(Rows from a figure dataset)

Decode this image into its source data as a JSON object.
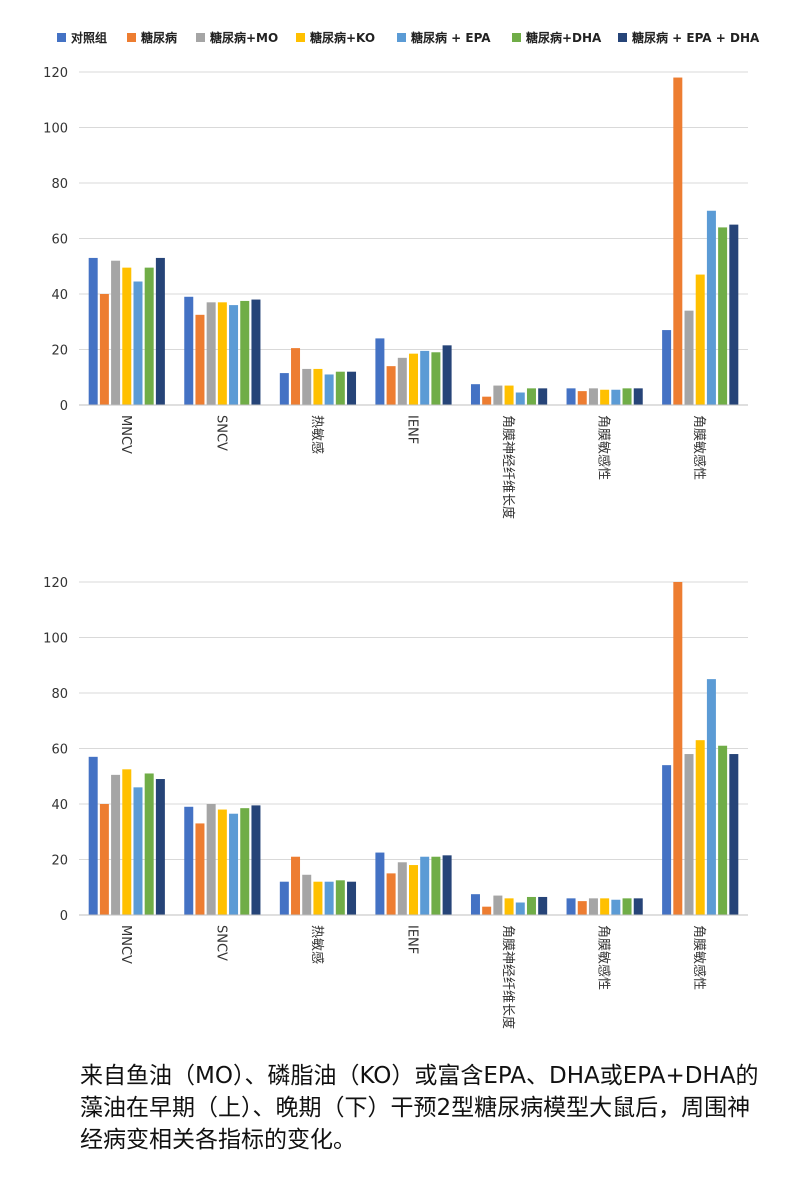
{
  "legend": [
    {
      "name": "对照组",
      "color": "#4472c4"
    },
    {
      "name": "糖尿病",
      "color": "#ed7d31"
    },
    {
      "name": "糖尿病+MO",
      "color": "#a5a5a5"
    },
    {
      "name": "糖尿病+KO",
      "color": "#ffc000"
    },
    {
      "name": "糖尿病 + EPA",
      "color": "#5b9bd5"
    },
    {
      "name": "糖尿病+DHA",
      "color": "#70ad47"
    },
    {
      "name": "糖尿病 + EPA + DHA",
      "color": "#264478"
    }
  ],
  "chart_data": [
    {
      "type": "bar",
      "categories": [
        "MNCV",
        "SNCV",
        "热敏感",
        "IENF",
        "角膜神经纤维长度",
        "角膜敏感性",
        "角膜敏感性"
      ],
      "yticks": [
        0,
        20,
        40,
        60,
        80,
        100,
        120
      ],
      "ylim": [
        0,
        120
      ],
      "grid": true,
      "legend_position": "top",
      "series": [
        {
          "name": "对照组",
          "values": [
            53,
            39,
            11.5,
            24,
            7.5,
            6,
            27
          ]
        },
        {
          "name": "糖尿病",
          "values": [
            40,
            32.5,
            20.5,
            14,
            3,
            5,
            118
          ]
        },
        {
          "name": "糖尿病+MO",
          "values": [
            52,
            37,
            13,
            17,
            7,
            6,
            34
          ]
        },
        {
          "name": "糖尿病+KO",
          "values": [
            49.5,
            37,
            13,
            18.5,
            7,
            5.5,
            47
          ]
        },
        {
          "name": "糖尿病 + EPA",
          "values": [
            44.5,
            36,
            11,
            19.5,
            4.5,
            5.5,
            70
          ]
        },
        {
          "name": "糖尿病+DHA",
          "values": [
            49.5,
            37.5,
            12,
            19,
            6,
            6,
            64
          ]
        },
        {
          "name": "糖尿病 + EPA + DHA",
          "values": [
            53,
            38,
            12,
            21.5,
            6,
            6,
            65
          ]
        }
      ]
    },
    {
      "type": "bar",
      "categories": [
        "MNCV",
        "SNCV",
        "热敏感",
        "IENF",
        "角膜神经纤维长度",
        "角膜敏感性",
        "角膜敏感性"
      ],
      "yticks": [
        0,
        20,
        40,
        60,
        80,
        100,
        120
      ],
      "ylim": [
        0,
        120
      ],
      "grid": true,
      "legend_position": "top",
      "series": [
        {
          "name": "对照组",
          "values": [
            57,
            39,
            12,
            22.5,
            7.5,
            6,
            54
          ]
        },
        {
          "name": "糖尿病",
          "values": [
            40,
            33,
            21,
            15,
            3,
            5,
            120
          ]
        },
        {
          "name": "糖尿病+MO",
          "values": [
            50.5,
            40,
            14.5,
            19,
            7,
            6,
            58
          ]
        },
        {
          "name": "糖尿病+KO",
          "values": [
            52.5,
            38,
            12,
            18,
            6,
            6,
            63
          ]
        },
        {
          "name": "糖尿病 + EPA",
          "values": [
            46,
            36.5,
            12,
            21,
            4.5,
            5.5,
            85
          ]
        },
        {
          "name": "糖尿病+DHA",
          "values": [
            51,
            38.5,
            12.5,
            21,
            6.5,
            6,
            61
          ]
        },
        {
          "name": "糖尿病 + EPA + DHA",
          "values": [
            49,
            39.5,
            12,
            21.5,
            6.5,
            6,
            58
          ]
        }
      ]
    }
  ],
  "caption": "来自鱼油（MO）、磷脂油（KO）或富含EPA、DHA或EPA+DHA的藻油在早期（上）、晚期（下）干预2型糖尿病模型大鼠后，周围神经病变相关各指标的变化。"
}
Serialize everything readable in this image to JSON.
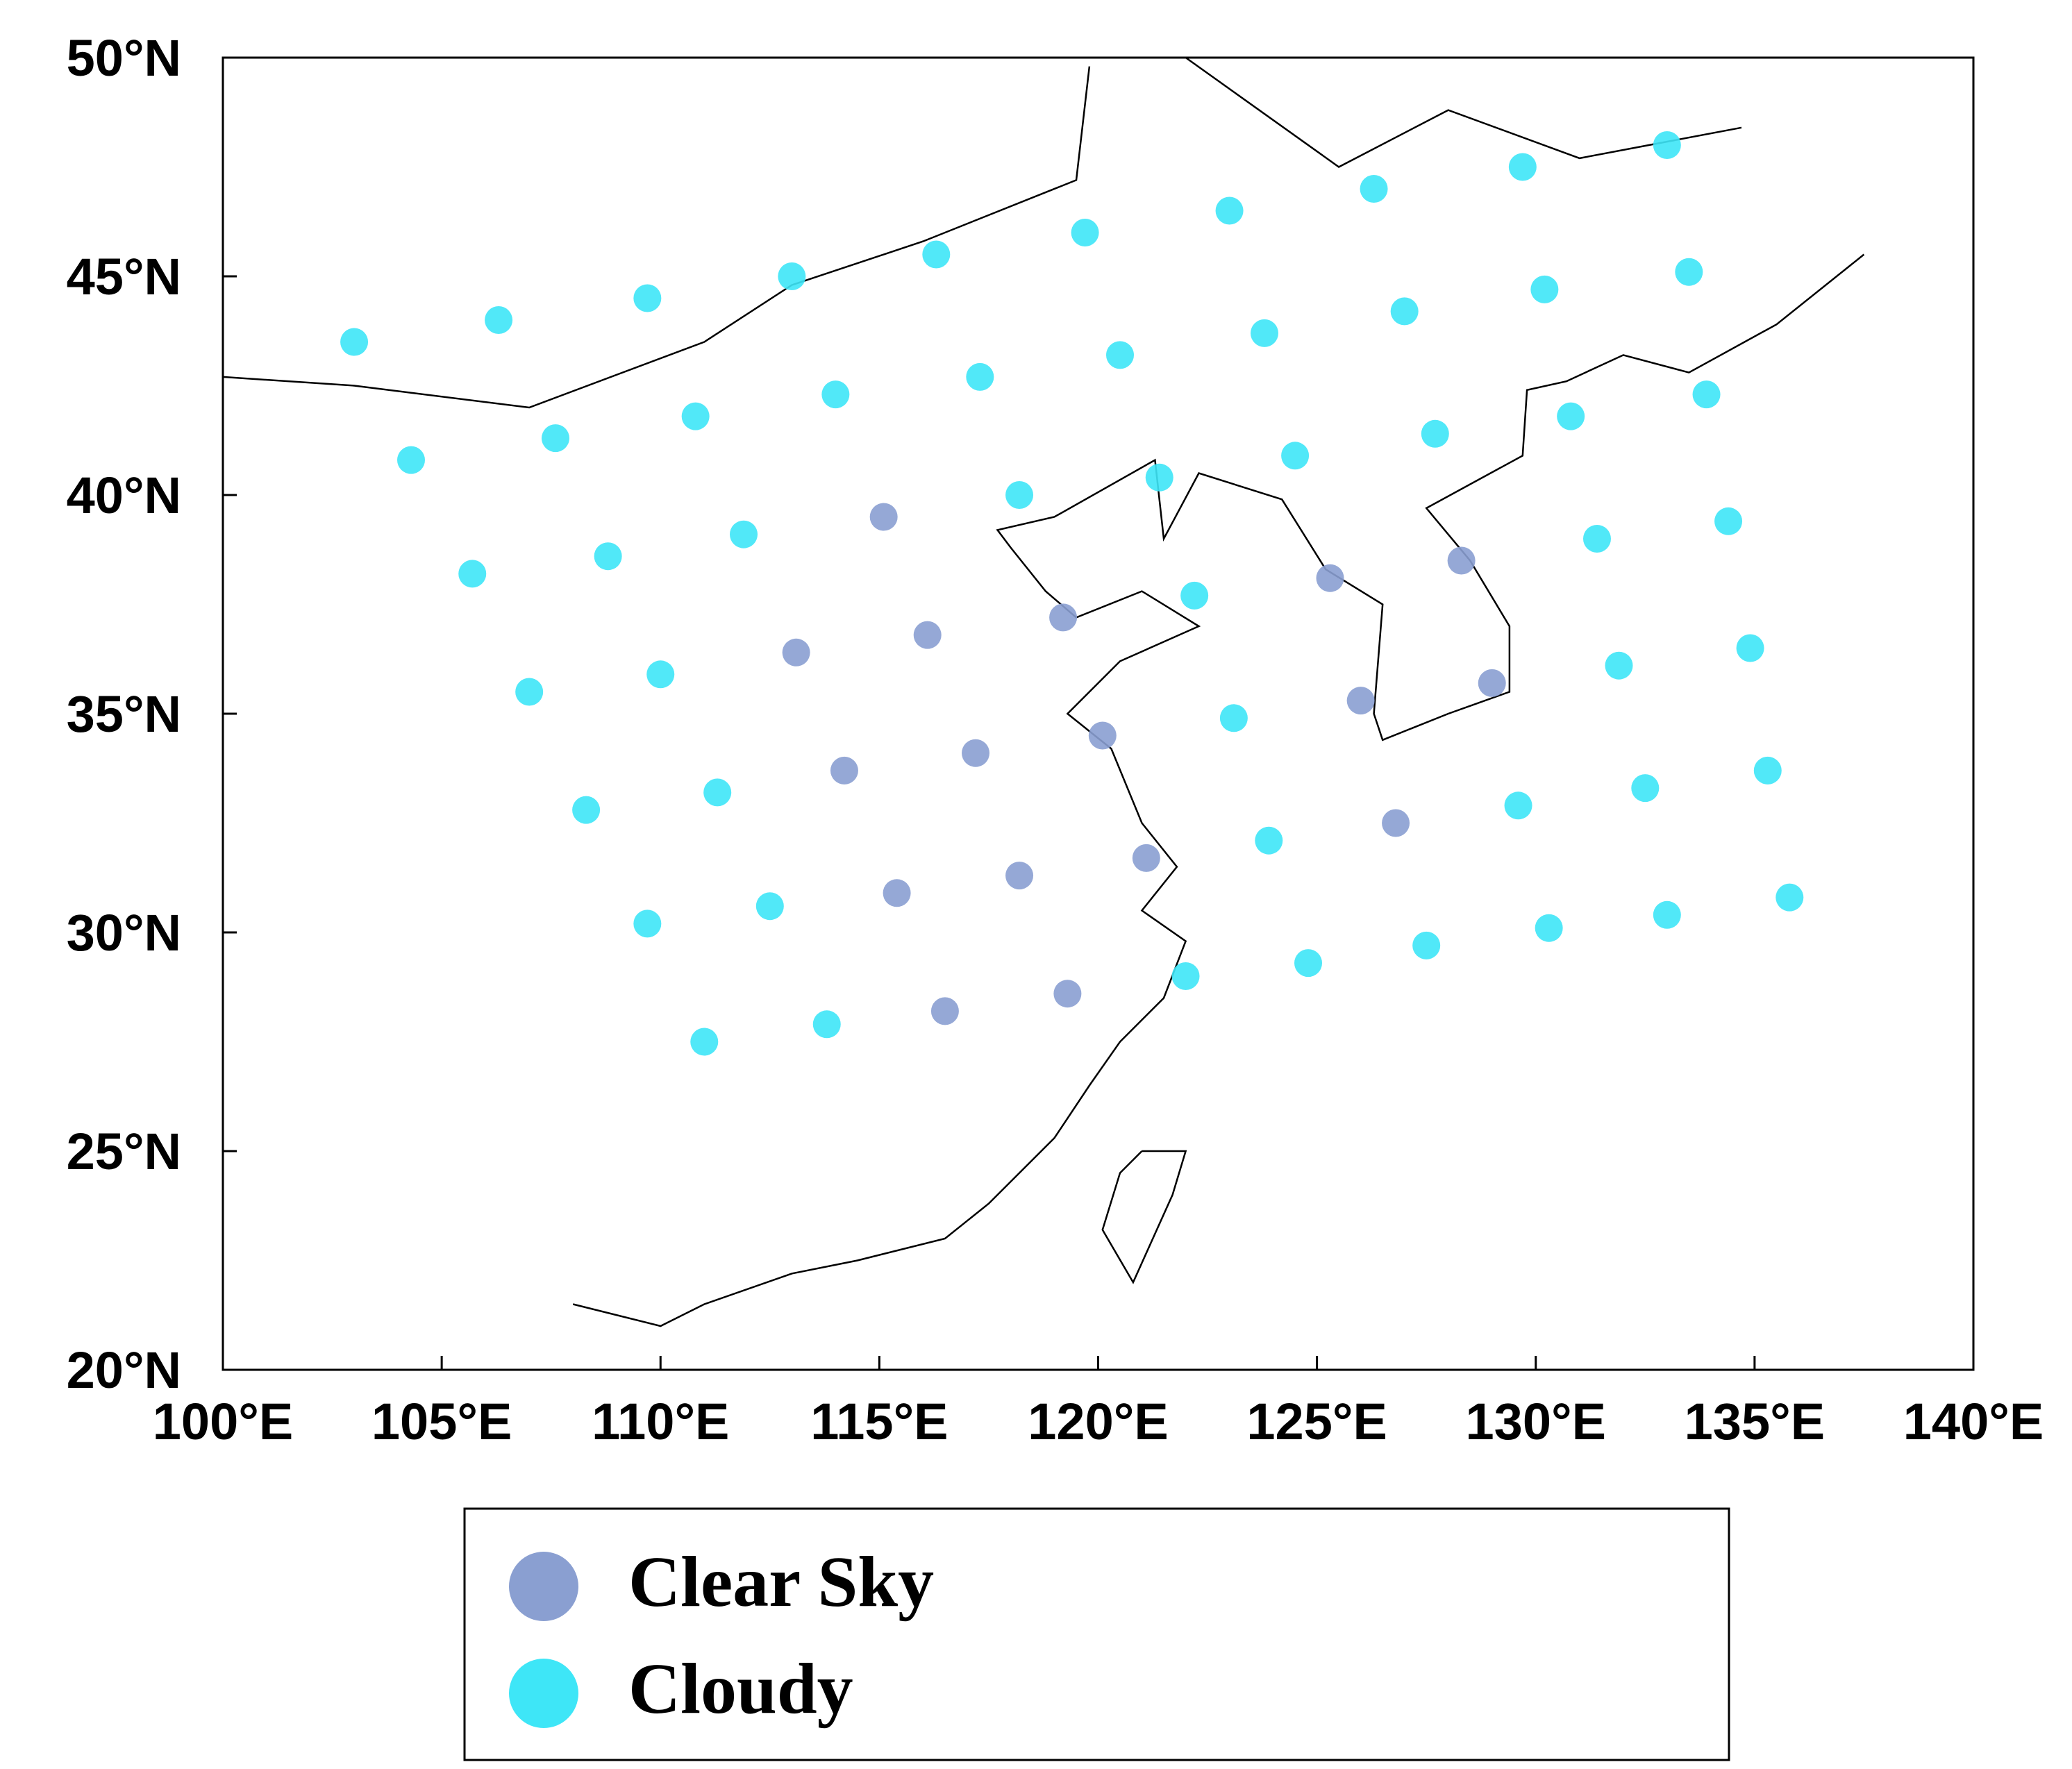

GOAL OF THE EXERCISE
Pictures are excluded; output everything else in the data verbatim.

ANSWER FOR THE TASK
Decode this image into its source data as a JSON object.
{
  "legend": [
    {
      "name": "对照组",
      "color": "#4472c4"
    },
    {
      "name": "糖尿病",
      "color": "#ed7d31"
    },
    {
      "name": "糖尿病+MO",
      "color": "#a5a5a5"
    },
    {
      "name": "糖尿病+KO",
      "color": "#ffc000"
    },
    {
      "name": "糖尿病 + EPA",
      "color": "#5b9bd5"
    },
    {
      "name": "糖尿病+DHA",
      "color": "#70ad47"
    },
    {
      "name": "糖尿病 + EPA + DHA",
      "color": "#264478"
    }
  ],
  "chart_data": [
    {
      "type": "bar",
      "categories": [
        "MNCV",
        "SNCV",
        "热敏感",
        "IENF",
        "角膜神经纤维长度",
        "角膜敏感性",
        "角膜敏感性"
      ],
      "yticks": [
        0,
        20,
        40,
        60,
        80,
        100,
        120
      ],
      "ylim": [
        0,
        120
      ],
      "grid": true,
      "legend_position": "top",
      "series": [
        {
          "name": "对照组",
          "values": [
            53,
            39,
            11.5,
            24,
            7.5,
            6,
            27
          ]
        },
        {
          "name": "糖尿病",
          "values": [
            40,
            32.5,
            20.5,
            14,
            3,
            5,
            118
          ]
        },
        {
          "name": "糖尿病+MO",
          "values": [
            52,
            37,
            13,
            17,
            7,
            6,
            34
          ]
        },
        {
          "name": "糖尿病+KO",
          "values": [
            49.5,
            37,
            13,
            18.5,
            7,
            5.5,
            47
          ]
        },
        {
          "name": "糖尿病 + EPA",
          "values": [
            44.5,
            36,
            11,
            19.5,
            4.5,
            5.5,
            70
          ]
        },
        {
          "name": "糖尿病+DHA",
          "values": [
            49.5,
            37.5,
            12,
            19,
            6,
            6,
            64
          ]
        },
        {
          "name": "糖尿病 + EPA + DHA",
          "values": [
            53,
            38,
            12,
            21.5,
            6,
            6,
            65
          ]
        }
      ]
    },
    {
      "type": "bar",
      "categories": [
        "MNCV",
        "SNCV",
        "热敏感",
        "IENF",
        "角膜神经纤维长度",
        "角膜敏感性",
        "角膜敏感性"
      ],
      "yticks": [
        0,
        20,
        40,
        60,
        80,
        100,
        120
      ],
      "ylim": [
        0,
        120
      ],
      "grid": true,
      "legend_position": "top",
      "series": [
        {
          "name": "对照组",
          "values": [
            57,
            39,
            12,
            22.5,
            7.5,
            6,
            54
          ]
        },
        {
          "name": "糖尿病",
          "values": [
            40,
            33,
            21,
            15,
            3,
            5,
            120
          ]
        },
        {
          "name": "糖尿病+MO",
          "values": [
            50.5,
            40,
            14.5,
            19,
            7,
            6,
            58
          ]
        },
        {
          "name": "糖尿病+KO",
          "values": [
            52.5,
            38,
            12,
            18,
            6,
            6,
            63
          ]
        },
        {
          "name": "糖尿病 + EPA",
          "values": [
            46,
            36.5,
            12,
            21,
            4.5,
            5.5,
            85
          ]
        },
        {
          "name": "糖尿病+DHA",
          "values": [
            51,
            38.5,
            12.5,
            21,
            6.5,
            6,
            61
          ]
        },
        {
          "name": "糖尿病 + EPA + DHA",
          "values": [
            49,
            39.5,
            12,
            21.5,
            6.5,
            6,
            58
          ]
        }
      ]
    }
  ],
  "caption": "来自鱼油（MO）、磷脂油（KO）或富含EPA、DHA或EPA+DHA的藻油在早期（上）、晚期（下）干预2型糖尿病模型大鼠后，周围神经病变相关各指标的变化。"
}
Serialize everything readable in this image to JSON.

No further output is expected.